# Exercise brief:
Render the material again word for word, skipping the pictures in it.

# Material supplied:
- - - - - - -

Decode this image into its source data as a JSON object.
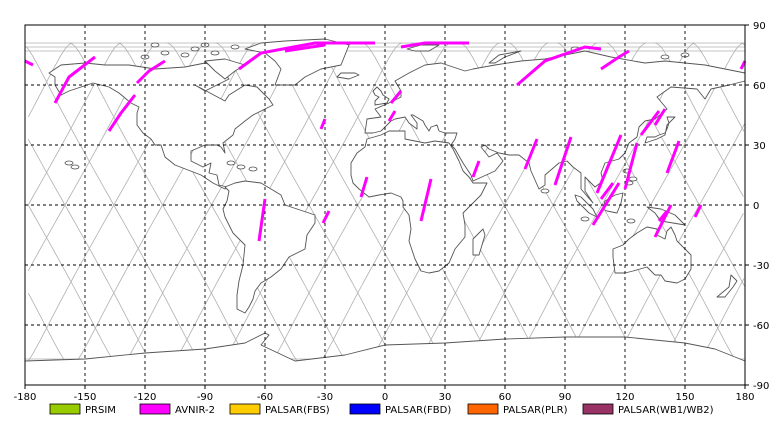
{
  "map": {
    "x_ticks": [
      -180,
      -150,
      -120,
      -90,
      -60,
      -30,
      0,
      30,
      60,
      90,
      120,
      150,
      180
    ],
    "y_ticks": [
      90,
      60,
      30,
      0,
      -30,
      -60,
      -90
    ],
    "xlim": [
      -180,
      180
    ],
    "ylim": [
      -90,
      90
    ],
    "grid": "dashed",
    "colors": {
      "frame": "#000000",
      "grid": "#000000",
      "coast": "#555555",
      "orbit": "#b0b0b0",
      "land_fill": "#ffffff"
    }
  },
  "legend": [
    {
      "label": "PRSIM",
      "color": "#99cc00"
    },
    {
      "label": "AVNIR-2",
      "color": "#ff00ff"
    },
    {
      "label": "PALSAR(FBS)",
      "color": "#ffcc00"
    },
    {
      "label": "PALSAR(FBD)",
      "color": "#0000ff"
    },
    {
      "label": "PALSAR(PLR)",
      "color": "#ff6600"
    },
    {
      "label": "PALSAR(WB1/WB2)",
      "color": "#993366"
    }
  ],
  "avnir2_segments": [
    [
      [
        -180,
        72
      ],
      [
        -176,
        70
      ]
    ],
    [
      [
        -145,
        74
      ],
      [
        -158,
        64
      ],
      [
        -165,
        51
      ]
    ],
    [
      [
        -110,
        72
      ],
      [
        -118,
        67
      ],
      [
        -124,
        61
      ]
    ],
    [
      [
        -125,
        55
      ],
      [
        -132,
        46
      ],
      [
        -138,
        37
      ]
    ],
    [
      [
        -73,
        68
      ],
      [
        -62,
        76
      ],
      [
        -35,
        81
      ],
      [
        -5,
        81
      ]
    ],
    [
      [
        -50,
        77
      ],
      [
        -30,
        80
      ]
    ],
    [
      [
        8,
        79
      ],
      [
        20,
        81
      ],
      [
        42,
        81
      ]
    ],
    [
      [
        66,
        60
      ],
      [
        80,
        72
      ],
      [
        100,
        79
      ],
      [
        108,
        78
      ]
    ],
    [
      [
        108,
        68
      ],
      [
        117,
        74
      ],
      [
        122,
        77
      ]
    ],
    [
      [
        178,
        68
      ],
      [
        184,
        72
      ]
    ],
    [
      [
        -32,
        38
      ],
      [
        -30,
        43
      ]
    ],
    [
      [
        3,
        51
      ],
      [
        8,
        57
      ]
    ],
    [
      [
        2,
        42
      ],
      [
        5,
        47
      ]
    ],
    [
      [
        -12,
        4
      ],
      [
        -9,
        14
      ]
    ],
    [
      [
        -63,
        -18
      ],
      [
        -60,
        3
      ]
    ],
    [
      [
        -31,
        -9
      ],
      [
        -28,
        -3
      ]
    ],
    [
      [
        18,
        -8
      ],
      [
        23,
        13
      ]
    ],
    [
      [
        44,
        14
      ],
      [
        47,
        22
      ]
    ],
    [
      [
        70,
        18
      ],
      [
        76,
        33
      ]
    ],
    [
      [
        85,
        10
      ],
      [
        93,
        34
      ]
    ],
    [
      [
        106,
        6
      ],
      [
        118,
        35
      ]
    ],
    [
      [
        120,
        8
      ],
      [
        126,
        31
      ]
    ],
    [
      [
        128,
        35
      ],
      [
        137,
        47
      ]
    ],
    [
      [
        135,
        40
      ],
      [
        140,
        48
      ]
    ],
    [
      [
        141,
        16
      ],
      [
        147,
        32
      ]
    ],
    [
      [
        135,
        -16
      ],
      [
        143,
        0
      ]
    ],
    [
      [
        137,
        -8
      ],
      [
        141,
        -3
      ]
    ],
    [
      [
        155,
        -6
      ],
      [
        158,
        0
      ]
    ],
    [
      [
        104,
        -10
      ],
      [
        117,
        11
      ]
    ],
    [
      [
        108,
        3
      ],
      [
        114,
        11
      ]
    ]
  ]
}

- - - - - - -

# Problem solution:
Decode this image into its source data as a JSON object.
{
  "map": {
    "x_ticks": [
      -180,
      -150,
      -120,
      -90,
      -60,
      -30,
      0,
      30,
      60,
      90,
      120,
      150,
      180
    ],
    "y_ticks": [
      90,
      60,
      30,
      0,
      -30,
      -60,
      -90
    ],
    "xlim": [
      -180,
      180
    ],
    "ylim": [
      -90,
      90
    ],
    "grid": "dashed",
    "colors": {
      "frame": "#000000",
      "grid": "#000000",
      "coast": "#555555",
      "orbit": "#b0b0b0",
      "land_fill": "#ffffff"
    }
  },
  "legend": [
    {
      "label": "PRSIM",
      "color": "#99cc00"
    },
    {
      "label": "AVNIR-2",
      "color": "#ff00ff"
    },
    {
      "label": "PALSAR(FBS)",
      "color": "#ffcc00"
    },
    {
      "label": "PALSAR(FBD)",
      "color": "#0000ff"
    },
    {
      "label": "PALSAR(PLR)",
      "color": "#ff6600"
    },
    {
      "label": "PALSAR(WB1/WB2)",
      "color": "#993366"
    }
  ],
  "avnir2_segments": [
    [
      [
        -180,
        72
      ],
      [
        -176,
        70
      ]
    ],
    [
      [
        -145,
        74
      ],
      [
        -158,
        64
      ],
      [
        -165,
        51
      ]
    ],
    [
      [
        -110,
        72
      ],
      [
        -118,
        67
      ],
      [
        -124,
        61
      ]
    ],
    [
      [
        -125,
        55
      ],
      [
        -132,
        46
      ],
      [
        -138,
        37
      ]
    ],
    [
      [
        -73,
        68
      ],
      [
        -62,
        76
      ],
      [
        -35,
        81
      ],
      [
        -5,
        81
      ]
    ],
    [
      [
        -50,
        77
      ],
      [
        -30,
        80
      ]
    ],
    [
      [
        8,
        79
      ],
      [
        20,
        81
      ],
      [
        42,
        81
      ]
    ],
    [
      [
        66,
        60
      ],
      [
        80,
        72
      ],
      [
        100,
        79
      ],
      [
        108,
        78
      ]
    ],
    [
      [
        108,
        68
      ],
      [
        117,
        74
      ],
      [
        122,
        77
      ]
    ],
    [
      [
        178,
        68
      ],
      [
        184,
        72
      ]
    ],
    [
      [
        -32,
        38
      ],
      [
        -30,
        43
      ]
    ],
    [
      [
        3,
        51
      ],
      [
        8,
        57
      ]
    ],
    [
      [
        2,
        42
      ],
      [
        5,
        47
      ]
    ],
    [
      [
        -12,
        4
      ],
      [
        -9,
        14
      ]
    ],
    [
      [
        -63,
        -18
      ],
      [
        -60,
        3
      ]
    ],
    [
      [
        -31,
        -9
      ],
      [
        -28,
        -3
      ]
    ],
    [
      [
        18,
        -8
      ],
      [
        23,
        13
      ]
    ],
    [
      [
        44,
        14
      ],
      [
        47,
        22
      ]
    ],
    [
      [
        70,
        18
      ],
      [
        76,
        33
      ]
    ],
    [
      [
        85,
        10
      ],
      [
        93,
        34
      ]
    ],
    [
      [
        106,
        6
      ],
      [
        118,
        35
      ]
    ],
    [
      [
        120,
        8
      ],
      [
        126,
        31
      ]
    ],
    [
      [
        128,
        35
      ],
      [
        137,
        47
      ]
    ],
    [
      [
        135,
        40
      ],
      [
        140,
        48
      ]
    ],
    [
      [
        141,
        16
      ],
      [
        147,
        32
      ]
    ],
    [
      [
        135,
        -16
      ],
      [
        143,
        0
      ]
    ],
    [
      [
        137,
        -8
      ],
      [
        141,
        -3
      ]
    ],
    [
      [
        155,
        -6
      ],
      [
        158,
        0
      ]
    ],
    [
      [
        104,
        -10
      ],
      [
        117,
        11
      ]
    ],
    [
      [
        108,
        3
      ],
      [
        114,
        11
      ]
    ]
  ]
}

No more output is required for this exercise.